STATED PROBLEM: Reproduce every entry below precisely; do not include the pictures.

WORKING DATA:
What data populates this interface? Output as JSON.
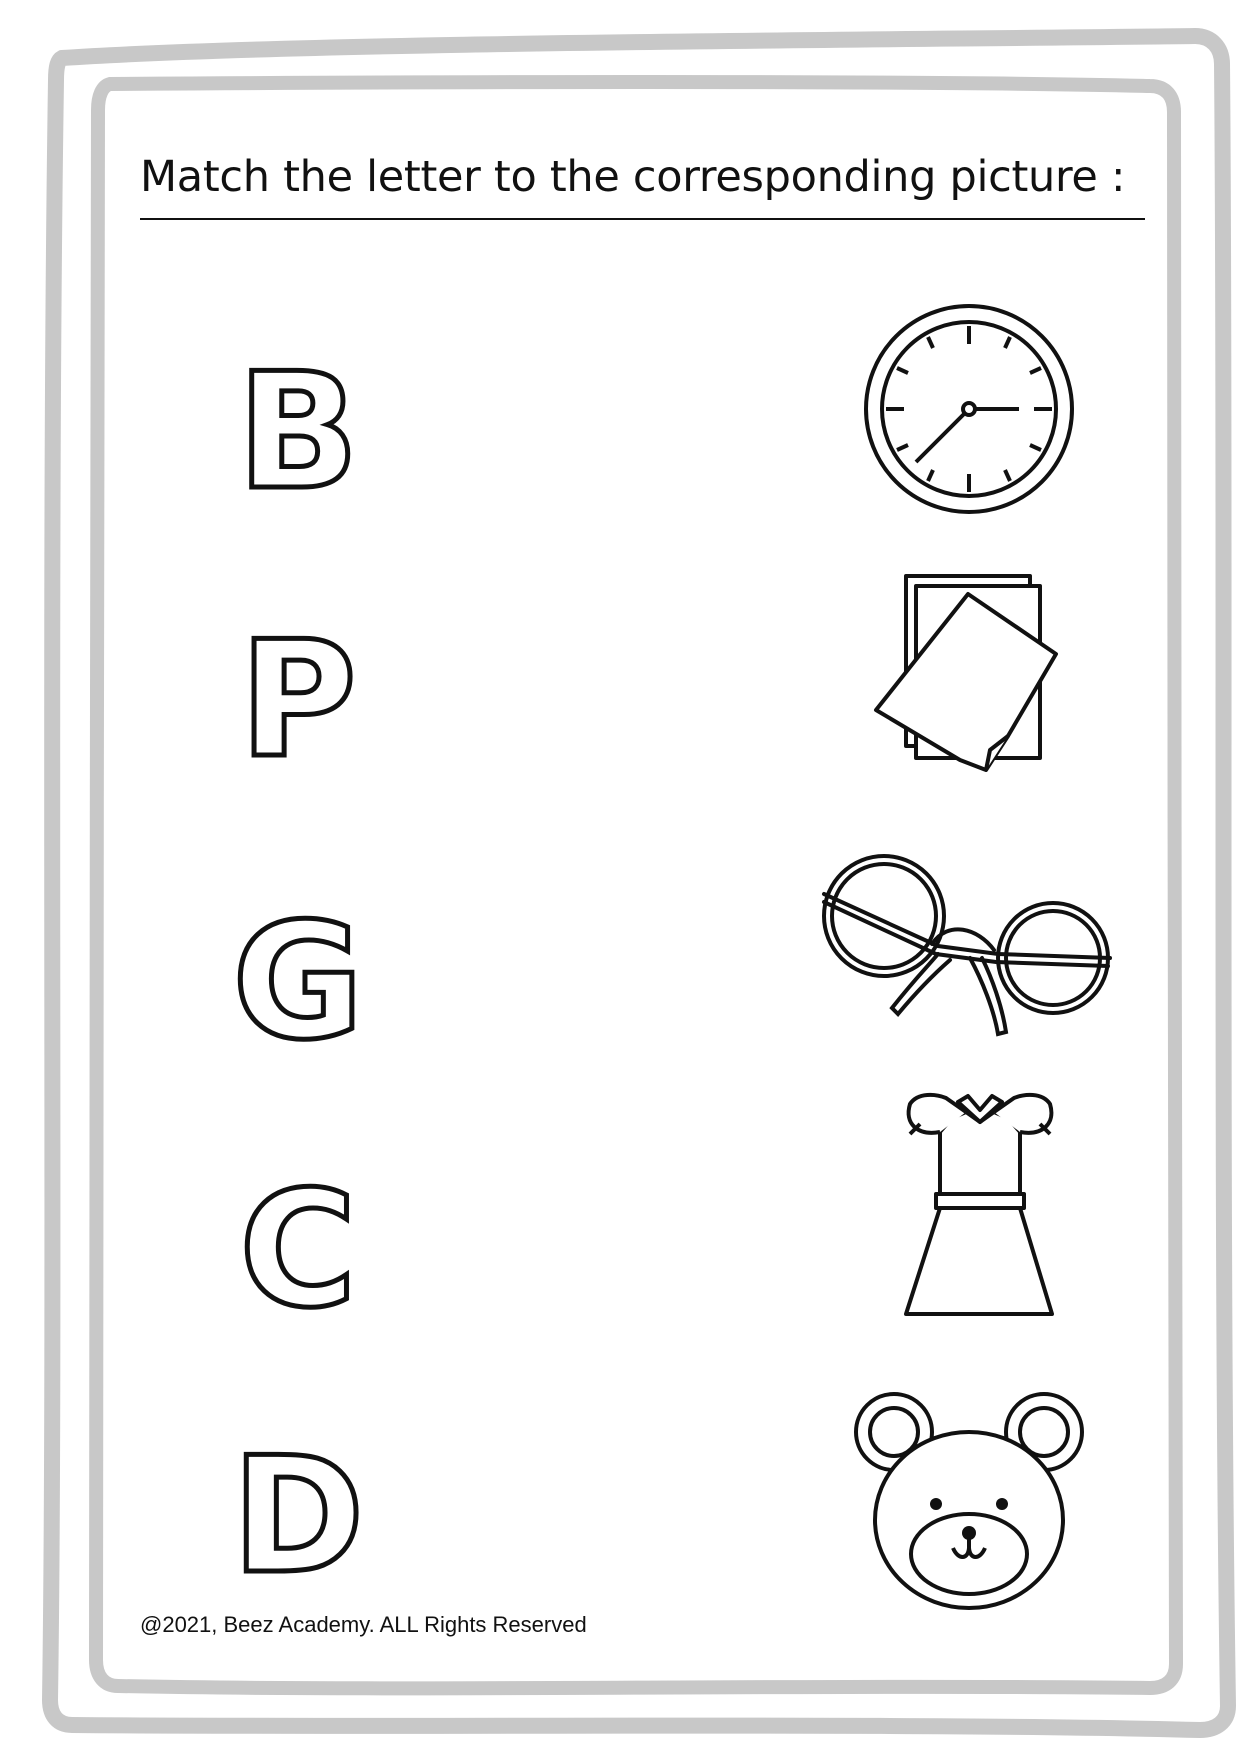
{
  "title": "Match the letter to the corresponding  picture :",
  "letters": [
    {
      "letter": "B"
    },
    {
      "letter": "P"
    },
    {
      "letter": "G"
    },
    {
      "letter": "C"
    },
    {
      "letter": "D"
    }
  ],
  "pictures": [
    {
      "icon": "clock-icon"
    },
    {
      "icon": "paper-icon"
    },
    {
      "icon": "glasses-icon"
    },
    {
      "icon": "dress-icon"
    },
    {
      "icon": "bear-icon"
    }
  ],
  "footer": "@2021, Beez Academy. ALL Rights Reserved",
  "colors": {
    "frame": "#c8c8c8",
    "ink": "#111111"
  }
}
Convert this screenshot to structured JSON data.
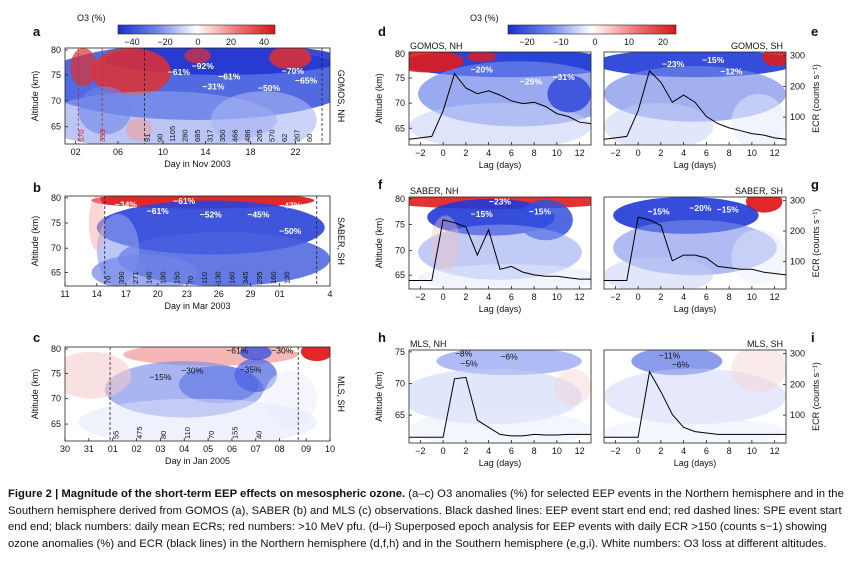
{
  "colorbar_left": {
    "label": "O3 (%)",
    "ticks": [
      "−40",
      "−20",
      "0",
      "20",
      "40"
    ]
  },
  "colorbar_right": {
    "label": "O3 (%)",
    "ticks": [
      "−20",
      "−10",
      "0",
      "10",
      "20"
    ]
  },
  "colors": {
    "negative": "#1f3fd6",
    "positive": "#e02020",
    "neutral": "#ffffff",
    "line": "#000000",
    "dashed_black": "#222222",
    "dashed_red": "#cc2222"
  },
  "panels": {
    "a": {
      "letter": "a",
      "title": "GOMOS, NH",
      "ylabel": "Altitude (km)",
      "xlabel": "Day in Nov 2003",
      "yticks": [
        "80",
        "75",
        "70",
        "65"
      ],
      "xticks": [
        "02",
        "06",
        "10",
        "14",
        "18",
        "22"
      ],
      "losses": [
        "−61%",
        "−92%",
        "−61%",
        "−31%",
        "−50%",
        "−70%",
        "−65%"
      ],
      "red_numbers": [
        "570",
        "353"
      ],
      "black_numbers": [
        "91",
        "90",
        "1105",
        "280",
        "685",
        "317",
        "350",
        "466",
        "486",
        "205",
        "570",
        "62",
        "207",
        "60"
      ]
    },
    "b": {
      "letter": "b",
      "title": "SABER, SH",
      "ylabel": "Altitude (km)",
      "xlabel": "Day in Mar 2003",
      "yticks": [
        "80",
        "75",
        "70",
        "65"
      ],
      "xticks": [
        "11",
        "14",
        "17",
        "20",
        "23",
        "26",
        "29",
        "01",
        "4"
      ],
      "losses": [
        "−34%",
        "−61%",
        "−61%",
        "−52%",
        "−45%",
        "−47%",
        "−50%"
      ],
      "black_numbers": [
        "70",
        "390",
        "271",
        "160",
        "190",
        "150",
        "70",
        "110",
        "130",
        "160",
        "345",
        "295",
        "160",
        "130"
      ]
    },
    "c": {
      "letter": "c",
      "title": "MLS, SH",
      "ylabel": "Altitude (km)",
      "xlabel": "Day in Jan 2005",
      "yticks": [
        "80",
        "75",
        "70",
        "65"
      ],
      "xticks": [
        "30",
        "31",
        "01",
        "02",
        "03",
        "04",
        "05",
        "06",
        "07",
        "08",
        "09",
        "10"
      ],
      "losses": [
        "−15%",
        "−30%",
        "−61%",
        "−30%",
        "−35%"
      ],
      "black_numbers": [
        "55",
        "475",
        "80",
        "110",
        "70",
        "155",
        "40"
      ]
    },
    "d": {
      "letter": "d",
      "title": "GOMOS, NH",
      "ylabel": "Altitude (km)",
      "xlabel": "Lag (days)",
      "yticks": [
        "80",
        "75",
        "70",
        "65"
      ],
      "xticks": [
        "−2",
        "0",
        "2",
        "4",
        "6",
        "8",
        "10",
        "12"
      ],
      "losses": [
        "−20%",
        "−25%",
        "−31%"
      ]
    },
    "e": {
      "letter": "e",
      "title": "GOMOS, SH",
      "ylabel": "ECR (counts s⁻¹)",
      "xlabel": "Lag (days)",
      "yticks": [
        "300",
        "200",
        "100"
      ],
      "xticks": [
        "−2",
        "0",
        "2",
        "4",
        "6",
        "8",
        "10",
        "12"
      ],
      "losses": [
        "−23%",
        "−15%",
        "−12%"
      ]
    },
    "f": {
      "letter": "f",
      "title": "SABER, NH",
      "ylabel": "Altitude (km)",
      "xlabel": "Lag (days)",
      "yticks": [
        "80",
        "75",
        "70",
        "65"
      ],
      "xticks": [
        "−2",
        "0",
        "2",
        "4",
        "6",
        "8",
        "10",
        "12"
      ],
      "losses": [
        "−23%",
        "−15%",
        "−15%"
      ]
    },
    "g": {
      "letter": "g",
      "title": "SABER, SH",
      "ylabel": "ECR (counts s⁻¹)",
      "xlabel": "Lag (days)",
      "yticks": [
        "300",
        "200",
        "100"
      ],
      "xticks": [
        "−2",
        "0",
        "2",
        "4",
        "6",
        "8",
        "10",
        "12"
      ],
      "losses": [
        "−15%",
        "−20%",
        "−15%"
      ]
    },
    "h": {
      "letter": "h",
      "title": "MLS, NH",
      "ylabel": "Altitude (km)",
      "xlabel": "Lag (days)",
      "yticks": [
        "75",
        "70",
        "65"
      ],
      "xticks": [
        "−2",
        "0",
        "2",
        "4",
        "6",
        "8",
        "10",
        "12"
      ],
      "losses": [
        "−8%",
        "−5%",
        "−6%"
      ]
    },
    "i": {
      "letter": "i",
      "title": "MLS, SH",
      "ylabel": "ECR (counts s⁻¹)",
      "xlabel": "Lag (days)",
      "yticks": [
        "300",
        "200",
        "100"
      ],
      "xticks": [
        "−2",
        "0",
        "2",
        "4",
        "6",
        "8",
        "10",
        "12"
      ],
      "losses": [
        "−11%",
        "−6%"
      ]
    }
  },
  "ecr_series": {
    "lag": [
      -3,
      -2,
      -1,
      0,
      1,
      2,
      3,
      4,
      5,
      6,
      7,
      8,
      9,
      10,
      11,
      12,
      13
    ],
    "d": [
      20,
      25,
      30,
      120,
      250,
      200,
      180,
      190,
      175,
      155,
      145,
      150,
      135,
      110,
      100,
      80,
      75
    ],
    "e": [
      20,
      25,
      30,
      120,
      260,
      220,
      150,
      175,
      150,
      100,
      75,
      60,
      50,
      40,
      35,
      25,
      20
    ],
    "f": [
      30,
      30,
      30,
      245,
      235,
      220,
      120,
      210,
      70,
      80,
      60,
      50,
      45,
      45,
      40,
      35,
      35
    ],
    "g": [
      30,
      30,
      30,
      255,
      245,
      225,
      100,
      120,
      120,
      110,
      80,
      75,
      70,
      70,
      60,
      55,
      50
    ],
    "h": [
      20,
      20,
      20,
      20,
      225,
      230,
      80,
      55,
      30,
      25,
      25,
      30,
      28,
      28,
      30,
      30,
      30
    ],
    "i": [
      20,
      20,
      20,
      20,
      250,
      180,
      100,
      55,
      40,
      35,
      30,
      30,
      30,
      30,
      30,
      30,
      30
    ]
  },
  "caption": {
    "title": "Figure 2 | Magnitude of the short-term EEP effects on mesospheric ozone.",
    "body": " (a–c) O3 anomalies (%) for selected EEP events in the Northern hemisphere and in the Southern hemisphere derived from GOMOS (a), SABER (b) and MLS (c) observations. Black dashed lines: EEP event start end end; red dashed lines: SPE event start end end; black numbers: daily mean ECRs; red numbers: >10 MeV pfu. (d–i) Superposed epoch analysis for EEP events with daily ECR >150 (counts s−1) showing ozone anomalies (%) and ECR (black lines) in the Northern hemisphere (d,f,h) and in the Southern hemisphere (e,g,i). White numbers: O3 loss at different altitudes."
  }
}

SOLUTION TO THE EXERCISE:
What data populates this interface? Output as JSON.
{
  "title": "Match the letter to the corresponding  picture :",
  "letters": [
    {
      "letter": "B"
    },
    {
      "letter": "P"
    },
    {
      "letter": "G"
    },
    {
      "letter": "C"
    },
    {
      "letter": "D"
    }
  ],
  "pictures": [
    {
      "icon": "clock-icon"
    },
    {
      "icon": "paper-icon"
    },
    {
      "icon": "glasses-icon"
    },
    {
      "icon": "dress-icon"
    },
    {
      "icon": "bear-icon"
    }
  ],
  "footer": "@2021, Beez Academy. ALL Rights Reserved",
  "colors": {
    "frame": "#c8c8c8",
    "ink": "#111111"
  }
}
Convert this screenshot to structured JSON data.
{
  "colorbar_left": {
    "label": "O3 (%)",
    "ticks": [
      "−40",
      "−20",
      "0",
      "20",
      "40"
    ]
  },
  "colorbar_right": {
    "label": "O3 (%)",
    "ticks": [
      "−20",
      "−10",
      "0",
      "10",
      "20"
    ]
  },
  "colors": {
    "negative": "#1f3fd6",
    "positive": "#e02020",
    "neutral": "#ffffff",
    "line": "#000000",
    "dashed_black": "#222222",
    "dashed_red": "#cc2222"
  },
  "panels": {
    "a": {
      "letter": "a",
      "title": "GOMOS, NH",
      "ylabel": "Altitude (km)",
      "xlabel": "Day in Nov 2003",
      "yticks": [
        "80",
        "75",
        "70",
        "65"
      ],
      "xticks": [
        "02",
        "06",
        "10",
        "14",
        "18",
        "22"
      ],
      "losses": [
        "−61%",
        "−92%",
        "−61%",
        "−31%",
        "−50%",
        "−70%",
        "−65%"
      ],
      "red_numbers": [
        "570",
        "353"
      ],
      "black_numbers": [
        "91",
        "90",
        "1105",
        "280",
        "685",
        "317",
        "350",
        "466",
        "486",
        "205",
        "570",
        "62",
        "207",
        "60"
      ]
    },
    "b": {
      "letter": "b",
      "title": "SABER, SH",
      "ylabel": "Altitude (km)",
      "xlabel": "Day in Mar 2003",
      "yticks": [
        "80",
        "75",
        "70",
        "65"
      ],
      "xticks": [
        "11",
        "14",
        "17",
        "20",
        "23",
        "26",
        "29",
        "01",
        "4"
      ],
      "losses": [
        "−34%",
        "−61%",
        "−61%",
        "−52%",
        "−45%",
        "−47%",
        "−50%"
      ],
      "black_numbers": [
        "70",
        "390",
        "271",
        "160",
        "190",
        "150",
        "70",
        "110",
        "130",
        "160",
        "345",
        "295",
        "160",
        "130"
      ]
    },
    "c": {
      "letter": "c",
      "title": "MLS, SH",
      "ylabel": "Altitude (km)",
      "xlabel": "Day in Jan 2005",
      "yticks": [
        "80",
        "75",
        "70",
        "65"
      ],
      "xticks": [
        "30",
        "31",
        "01",
        "02",
        "03",
        "04",
        "05",
        "06",
        "07",
        "08",
        "09",
        "10"
      ],
      "losses": [
        "−15%",
        "−30%",
        "−61%",
        "−30%",
        "−35%"
      ],
      "black_numbers": [
        "55",
        "475",
        "80",
        "110",
        "70",
        "155",
        "40"
      ]
    },
    "d": {
      "letter": "d",
      "title": "GOMOS, NH",
      "ylabel": "Altitude (km)",
      "xlabel": "Lag (days)",
      "yticks": [
        "80",
        "75",
        "70",
        "65"
      ],
      "xticks": [
        "−2",
        "0",
        "2",
        "4",
        "6",
        "8",
        "10",
        "12"
      ],
      "losses": [
        "−20%",
        "−25%",
        "−31%"
      ]
    },
    "e": {
      "letter": "e",
      "title": "GOMOS, SH",
      "ylabel": "ECR (counts s⁻¹)",
      "xlabel": "Lag (days)",
      "yticks": [
        "300",
        "200",
        "100"
      ],
      "xticks": [
        "−2",
        "0",
        "2",
        "4",
        "6",
        "8",
        "10",
        "12"
      ],
      "losses": [
        "−23%",
        "−15%",
        "−12%"
      ]
    },
    "f": {
      "letter": "f",
      "title": "SABER, NH",
      "ylabel": "Altitude (km)",
      "xlabel": "Lag (days)",
      "yticks": [
        "80",
        "75",
        "70",
        "65"
      ],
      "xticks": [
        "−2",
        "0",
        "2",
        "4",
        "6",
        "8",
        "10",
        "12"
      ],
      "losses": [
        "−23%",
        "−15%",
        "−15%"
      ]
    },
    "g": {
      "letter": "g",
      "title": "SABER, SH",
      "ylabel": "ECR (counts s⁻¹)",
      "xlabel": "Lag (days)",
      "yticks": [
        "300",
        "200",
        "100"
      ],
      "xticks": [
        "−2",
        "0",
        "2",
        "4",
        "6",
        "8",
        "10",
        "12"
      ],
      "losses": [
        "−15%",
        "−20%",
        "−15%"
      ]
    },
    "h": {
      "letter": "h",
      "title": "MLS, NH",
      "ylabel": "Altitude (km)",
      "xlabel": "Lag (days)",
      "yticks": [
        "75",
        "70",
        "65"
      ],
      "xticks": [
        "−2",
        "0",
        "2",
        "4",
        "6",
        "8",
        "10",
        "12"
      ],
      "losses": [
        "−8%",
        "−5%",
        "−6%"
      ]
    },
    "i": {
      "letter": "i",
      "title": "MLS, SH",
      "ylabel": "ECR (counts s⁻¹)",
      "xlabel": "Lag (days)",
      "yticks": [
        "300",
        "200",
        "100"
      ],
      "xticks": [
        "−2",
        "0",
        "2",
        "4",
        "6",
        "8",
        "10",
        "12"
      ],
      "losses": [
        "−11%",
        "−6%"
      ]
    }
  },
  "ecr_series": {
    "lag": [
      -3,
      -2,
      -1,
      0,
      1,
      2,
      3,
      4,
      5,
      6,
      7,
      8,
      9,
      10,
      11,
      12,
      13
    ],
    "d": [
      20,
      25,
      30,
      120,
      250,
      200,
      180,
      190,
      175,
      155,
      145,
      150,
      135,
      110,
      100,
      80,
      75
    ],
    "e": [
      20,
      25,
      30,
      120,
      260,
      220,
      150,
      175,
      150,
      100,
      75,
      60,
      50,
      40,
      35,
      25,
      20
    ],
    "f": [
      30,
      30,
      30,
      245,
      235,
      220,
      120,
      210,
      70,
      80,
      60,
      50,
      45,
      45,
      40,
      35,
      35
    ],
    "g": [
      30,
      30,
      30,
      255,
      245,
      225,
      100,
      120,
      120,
      110,
      80,
      75,
      70,
      70,
      60,
      55,
      50
    ],
    "h": [
      20,
      20,
      20,
      20,
      225,
      230,
      80,
      55,
      30,
      25,
      25,
      30,
      28,
      28,
      30,
      30,
      30
    ],
    "i": [
      20,
      20,
      20,
      20,
      250,
      180,
      100,
      55,
      40,
      35,
      30,
      30,
      30,
      30,
      30,
      30,
      30
    ]
  },
  "caption": {
    "title": "Figure 2 | Magnitude of the short-term EEP effects on mesospheric ozone.",
    "body": " (a–c) O3 anomalies (%) for selected EEP events in the Northern hemisphere and in the Southern hemisphere derived from GOMOS (a), SABER (b) and MLS (c) observations. Black dashed lines: EEP event start end end; red dashed lines: SPE event start end end; black numbers: daily mean ECRs; red numbers: >10 MeV pfu. (d–i) Superposed epoch analysis for EEP events with daily ECR >150 (counts s−1) showing ozone anomalies (%) and ECR (black lines) in the Northern hemisphere (d,f,h) and in the Southern hemisphere (e,g,i). White numbers: O3 loss at different altitudes."
  }
}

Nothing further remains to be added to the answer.